*** Material shown ***
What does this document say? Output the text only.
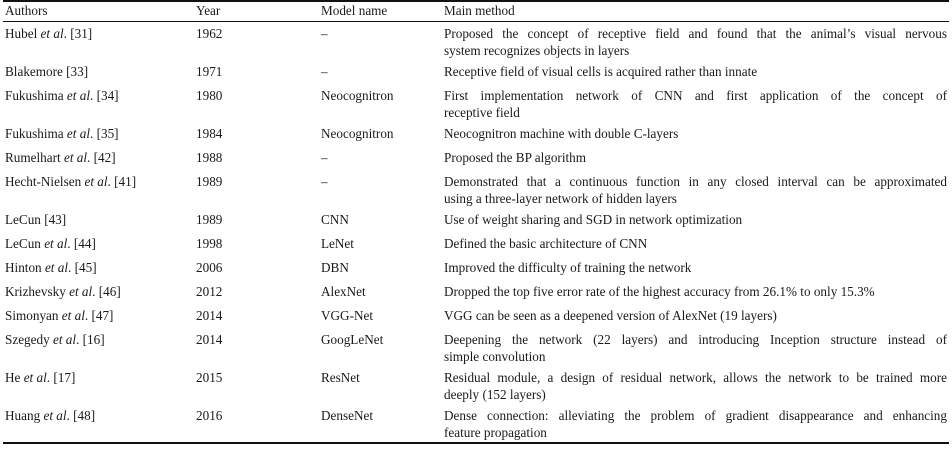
Authors	Year	Model name	Main method
Hubel et al. [31]	1962	–	Proposed the concept of receptive field and found that the animal’s visual nervous
system recognizes objects in layers
Blakemore [33]	1971	–	Receptive field of visual cells is acquired rather than innate
Fukushima et al. [34]	1980	Neocognitron	First implementation network of CNN and first application of the concept of
receptive field
Fukushima et al. [35]	1984	Neocognitron	Neocognitron machine with double C-layers
Rumelhart et al. [42]	1988	–	Proposed the BP algorithm
Hecht-Nielsen et al. [41]	1989	–	Demonstrated that a continuous function in any closed interval can be approximated
using a three-layer network of hidden layers
LeCun [43]	1989	CNN	Use of weight sharing and SGD in network optimization
LeCun et al. [44]	1998	LeNet	Defined the basic architecture of CNN
Hinton et al. [45]	2006	DBN	Improved the difficulty of training the network
Krizhevsky et al. [46]	2012	AlexNet	Dropped the top five error rate of the highest accuracy from 26.1% to only 15.3%
Simonyan et al. [47]	2014	VGG-Net	VGG can be seen as a deepened version of AlexNet (19 layers)
Szegedy et al. [16]	2014	GoogLeNet	Deepening the network (22 layers) and introducing Inception structure instead of
simple convolution
He et al. [17]	2015	ResNet	Residual module, a design of residual network, allows the network to be trained more
deeply (152 layers)
Huang et al. [48]	2016	DenseNet	Dense connection: alleviating the problem of gradient disappearance and enhancing
feature propagation
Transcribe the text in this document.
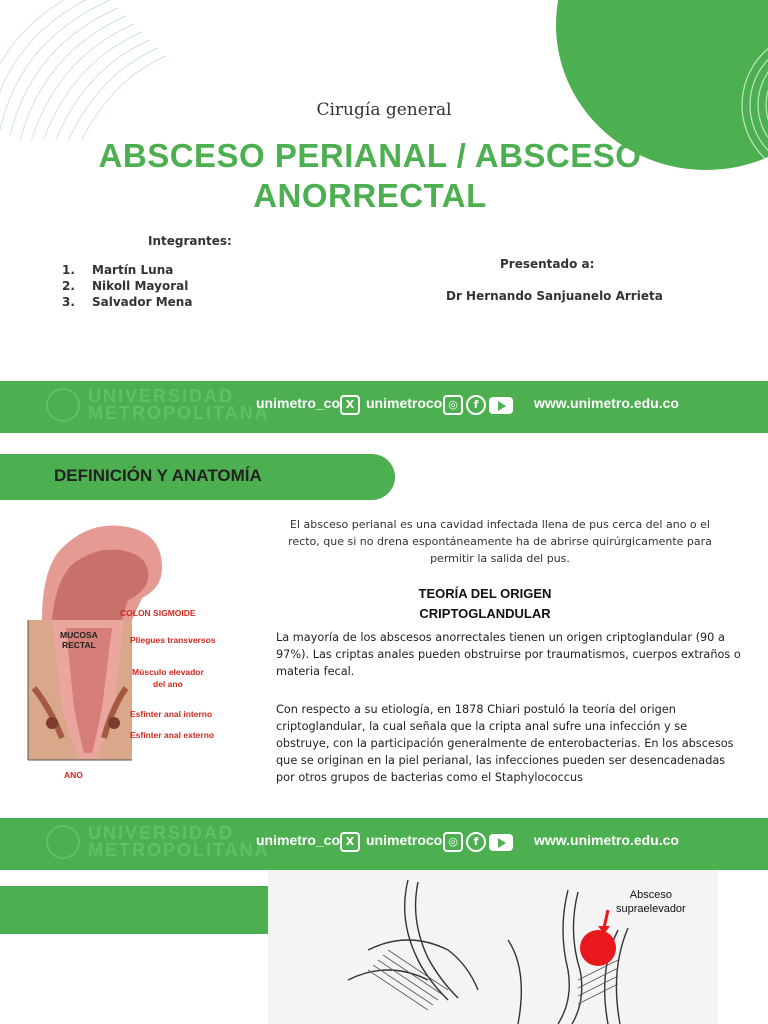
Cirugía general
ABSCESO PERIANAL / ABSCESO ANORRECTAL
Integrantes:
1.	Martín Luna
2.	Nikoll Mayoral
3.	Salvador Mena
Presentado a:
Dr Hernando Sanjuanelo Arrieta
UNIVERSIDAD
METROPOLITANA
unimetro_co X unimetroco ◎	f	www.unimetro.edu.co
DEFINICIÓN Y ANATOMÍA
COLON SIGMOIDE
MUCOSA
RECTAL	Pliegues transversos
Músculo elevador
del ano
Esfínter anal interno
Esfínter anal externo
ANO
El absceso perianal es una cavidad infectada llena de pus cerca del ano o el recto, que si no drena espontáneamente ha de abrirse quirúrgicamente para permitir la salida del pus.
TEORÍA DEL ORIGEN
CRIPTOGLANDULAR
La mayoría de los abscesos anorrectales tienen un origen criptoglandular (90 a 97%). Las criptas anales pueden obstruirse por traumatismos, cuerpos extraños o materia fecal.
Con respecto a su etiología, en 1878 Chiari postuló la teoría del origen criptoglandular, la cual señala que la cripta anal sufre una infección y se obstruye, con la participación generalmente de enterobacterias. En los abscesos que se originan en la piel perianal, las infecciones pueden ser desencadenadas por otros grupos de bacterias como el Staphylococcus
UNIVERSIDAD
METROPOLITANA
unimetro_co X unimetroco ◎	f	www.unimetro.edu.co
Absceso
supraelevador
*** End of Material shown ***
▸ Exercise aim:
Pictures in the records above are to be left out of an otherwise exact copy.

▸ Solution:
What does this document say? Output the text only.
Authors	Year	Model name	Main method
Hubel et al. [31]	1962	–	Proposed the concept of receptive field and found that the animal’s visual nervous
system recognizes objects in layers
Blakemore [33]	1971	–	Receptive field of visual cells is acquired rather than innate
Fukushima et al. [34]	1980	Neocognitron	First implementation network of CNN and first application of the concept of
receptive field
Fukushima et al. [35]	1984	Neocognitron	Neocognitron machine with double C-layers
Rumelhart et al. [42]	1988	–	Proposed the BP algorithm
Hecht-Nielsen et al. [41]	1989	–	Demonstrated that a continuous function in any closed interval can be approximated
using a three-layer network of hidden layers
LeCun [43]	1989	CNN	Use of weight sharing and SGD in network optimization
LeCun et al. [44]	1998	LeNet	Defined the basic architecture of CNN
Hinton et al. [45]	2006	DBN	Improved the difficulty of training the network
Krizhevsky et al. [46]	2012	AlexNet	Dropped the top five error rate of the highest accuracy from 26.1% to only 15.3%
Simonyan et al. [47]	2014	VGG-Net	VGG can be seen as a deepened version of AlexNet (19 layers)
Szegedy et al. [16]	2014	GoogLeNet	Deepening the network (22 layers) and introducing Inception structure instead of
simple convolution
He et al. [17]	2015	ResNet	Residual module, a design of residual network, allows the network to be trained more
deeply (152 layers)
Huang et al. [48]	2016	DenseNet	Dense connection: alleviating the problem of gradient disappearance and enhancing
feature propagation
Transcribe the text in this document.
Cirugía general
ABSCESO PERIANAL / ABSCESO ANORRECTAL
Integrantes:
1.	Martín Luna
2.	Nikoll Mayoral
3.	Salvador Mena
Presentado a:
Dr Hernando Sanjuanelo Arrieta
UNIVERSIDAD
METROPOLITANA
unimetro_co X unimetroco ◎	f	www.unimetro.edu.co
DEFINICIÓN Y ANATOMÍA
COLON SIGMOIDE
MUCOSA
RECTAL	Pliegues transversos
Músculo elevador
del ano
Esfínter anal interno
Esfínter anal externo
ANO
El absceso perianal es una cavidad infectada llena de pus cerca del ano o el recto, que si no drena espontáneamente ha de abrirse quirúrgicamente para permitir la salida del pus.
TEORÍA DEL ORIGEN
CRIPTOGLANDULAR
La mayoría de los abscesos anorrectales tienen un origen criptoglandular (90 a 97%). Las criptas anales pueden obstruirse por traumatismos, cuerpos extraños o materia fecal.
Con respecto a su etiología, en 1878 Chiari postuló la teoría del origen criptoglandular, la cual señala que la cripta anal sufre una infección y se obstruye, con la participación generalmente de enterobacterias. En los abscesos que se originan en la piel perianal, las infecciones pueden ser desencadenadas por otros grupos de bacterias como el Staphylococcus
UNIVERSIDAD
METROPOLITANA
unimetro_co X unimetroco ◎	f	www.unimetro.edu.co
Absceso
supraelevador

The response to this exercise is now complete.